CONSEGNA:
Prosegui il brano sulla sentenza della Cassazione in materia di falso in bilancio, ripartendo subito dopo la sua ultima frase.

BRANO SCELTO:
━━━━━━━━━━━━━━━━
L’estate passata, infatti, un’altra pronuncia della stessa Cassazione - la 33774, depositata il 30 luglio - si era invece attestata sull’irrilevanza penale delle valutazioni nel falso in bilancio. Se tutto questo preluda già a un futuro pronunciamento delle Sezioni unite è presto per dirlo, anche perché bisognerà attendere se è destinata a consolidarsi una delle due linee interpretative del nuovo articolo 2621 del Codice civile.

Intanto, con le motivazioni depositate ieri, i giudici della Quinta sezione prendono posizione in maniera netta sostenendo che una tesi diversa avrebbe effetti dirompenti, visto che - ammettono essi stessi - la stragrande maggioranza delle voci di bilancio è frutto di una qualche valutazione. Così, se la riforma avesse fatto evaporare il peso penale delle valutazioni, di fatto si avrebbe un’abrogazione della nuova fattispecie; ipotesi quest’ultima che i giudici, scrivono, deve essere bollata come «improponibile a fronte di alternative e più pertinenti esegesi del dato normativo».

Quali siano queste più plausibili esegesi è oggetto del nucleo della sentenza che parte dalla considerazione che la legge n. 69 del 2015 (che contiene un pacchetto di norme anticorruzone valorizzate adesso dalla Cassazione in una prospettiva finalistica per la quale cancellare la punibilità delle valutazioni avrebbe la conseguenza di legittimare la costituzione di fondi neri da utilizzare anche per il pagamento di tangenti) ha modificato in maniera profonda le vecchie fattispecie del Codice civile.

In particolare a conservare rilevanza penale è l’esposizione nei bilanci o nelle comunicazioni sociali di fatti materiali rilevanti, con la cancellazione di quell’ espressione, «ancorchè oggetto di valutazioni», che era stata utilizzata dal precedente intervento del 2002. Intervento che fa dire alla Cassazione che non ci può essere discussione sulla punibilità delle falsità che riguardano enunciati descrittivi, cioè fatti di rilievo verificatisi nel corso della gestione, con la precisazione che falso non è il fatto in sé, ma solo la rappresentazione che ne viene data.
━━━━━━━━━━━━━━━━
DATI ESTRATTI:
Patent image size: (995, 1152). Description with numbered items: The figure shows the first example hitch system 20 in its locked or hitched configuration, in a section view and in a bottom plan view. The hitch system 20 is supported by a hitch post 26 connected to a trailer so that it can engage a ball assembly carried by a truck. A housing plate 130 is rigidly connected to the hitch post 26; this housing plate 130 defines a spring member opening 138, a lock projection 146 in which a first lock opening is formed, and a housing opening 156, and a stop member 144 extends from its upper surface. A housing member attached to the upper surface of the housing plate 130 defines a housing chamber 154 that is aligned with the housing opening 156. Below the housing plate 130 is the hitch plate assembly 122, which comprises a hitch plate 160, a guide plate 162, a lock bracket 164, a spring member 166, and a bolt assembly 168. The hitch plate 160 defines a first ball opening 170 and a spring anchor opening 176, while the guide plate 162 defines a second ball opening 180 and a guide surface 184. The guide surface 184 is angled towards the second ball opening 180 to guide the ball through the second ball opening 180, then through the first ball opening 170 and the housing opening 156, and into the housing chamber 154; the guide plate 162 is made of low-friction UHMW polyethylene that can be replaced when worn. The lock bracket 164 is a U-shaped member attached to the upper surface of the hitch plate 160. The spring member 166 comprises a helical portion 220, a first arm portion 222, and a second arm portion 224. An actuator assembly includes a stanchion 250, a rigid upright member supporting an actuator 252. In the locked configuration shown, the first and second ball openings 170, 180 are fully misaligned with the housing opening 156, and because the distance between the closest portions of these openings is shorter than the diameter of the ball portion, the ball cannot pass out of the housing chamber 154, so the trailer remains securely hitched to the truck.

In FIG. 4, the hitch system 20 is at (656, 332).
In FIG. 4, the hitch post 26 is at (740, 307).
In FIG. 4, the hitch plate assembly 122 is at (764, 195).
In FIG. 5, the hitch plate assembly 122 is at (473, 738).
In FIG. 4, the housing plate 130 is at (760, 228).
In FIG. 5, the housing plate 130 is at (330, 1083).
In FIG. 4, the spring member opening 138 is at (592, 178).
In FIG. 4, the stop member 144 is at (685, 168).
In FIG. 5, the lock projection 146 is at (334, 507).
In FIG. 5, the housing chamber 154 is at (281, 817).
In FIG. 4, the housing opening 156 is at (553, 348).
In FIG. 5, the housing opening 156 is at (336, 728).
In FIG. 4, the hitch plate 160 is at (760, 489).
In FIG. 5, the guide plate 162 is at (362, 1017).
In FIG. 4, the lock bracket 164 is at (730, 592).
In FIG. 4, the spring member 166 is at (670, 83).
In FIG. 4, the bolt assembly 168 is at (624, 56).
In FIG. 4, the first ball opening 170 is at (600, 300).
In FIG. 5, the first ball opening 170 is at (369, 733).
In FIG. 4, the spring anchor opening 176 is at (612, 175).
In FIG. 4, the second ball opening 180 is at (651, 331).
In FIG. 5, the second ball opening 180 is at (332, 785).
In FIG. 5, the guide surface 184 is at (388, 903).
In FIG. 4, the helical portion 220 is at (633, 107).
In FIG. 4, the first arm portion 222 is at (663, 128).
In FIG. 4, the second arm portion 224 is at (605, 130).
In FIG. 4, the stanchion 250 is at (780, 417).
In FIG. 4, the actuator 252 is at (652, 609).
━━━━━━━━━━━━━━━━
ESITO DELL'ESERCIZIO:
Diverso è il discorso, come detto, per il falso valutativo. La sentenza sottolinea allora che il bilancio è composto in larga parte da enunciati estimativi o valutativi, frutto di operazioni concettuali che associano a determinate componenti un dato numerico nell’espressione di un giudizio di valore. «Non può allora dubitarsi – osserva la sentenza – che nella nozione di rappresentazione dei fatti materiali e rilevanti (da intendere nelle accezioni anzidette) non possano non ricomprendersi anche e soprattutto tali valutazioni».

I giudici non eludono poi l’obiezione per la quale ogni valutazione ha in sé un coefficiente di soggettività e, di conseguenza, di opinabilità che non deve automaticamente essere oggetto di sanzione penale. Tuttavia ricordano che quando la valutazione deve essere parametrata a criteri predeterminati, di legge o di prassi universalmente accettate, costituisce falsità l’elusione da quei criteri nel senso di discordanza da un vero legale rappresentato da un modello di verità convenzionale che può essere conseguito solo nel rispetto di quei parametri.

E la Cassazione fa un passo ulteriore sottolineando che le valutazioni espresse in bilancio non sono allora frutto di semplici congetture o arbitrari giudizi di valore, ma devono uniformarsi a criteri valutativi determinati dalla disciplina civilistica - tra i quali il nuovo articolo 2426 del Codice civile - dalle direttive e regolamenti di diritto comunitario (da ultimo, ricorda la Corte, la direttiva 2013/34/Ue), dagli standard internazionali Ias/Ifrs e da prassi contabili generalmente accettate come per esempio i principi contabili nazionali elaborati dall’Oic.

«Il mancato rispetto – conclude la sentenza che ha confermato il giudizio di merito della Corte d’appello di Torino sulla rilevanza penale della dissimulata esistenza di un’elevatissima - il 62% del totale - percentuale di crediti incagliati, nel bilancio di una Srl – di tali parametri comporta la falsità della rappresentazione valutativa, ancor’oggi punibile ai sensi del nuovo articolo 2621 del Codice civile, nonostante la soppressione dell’inutile inciso “ancorchè oggetto di valutazioni”».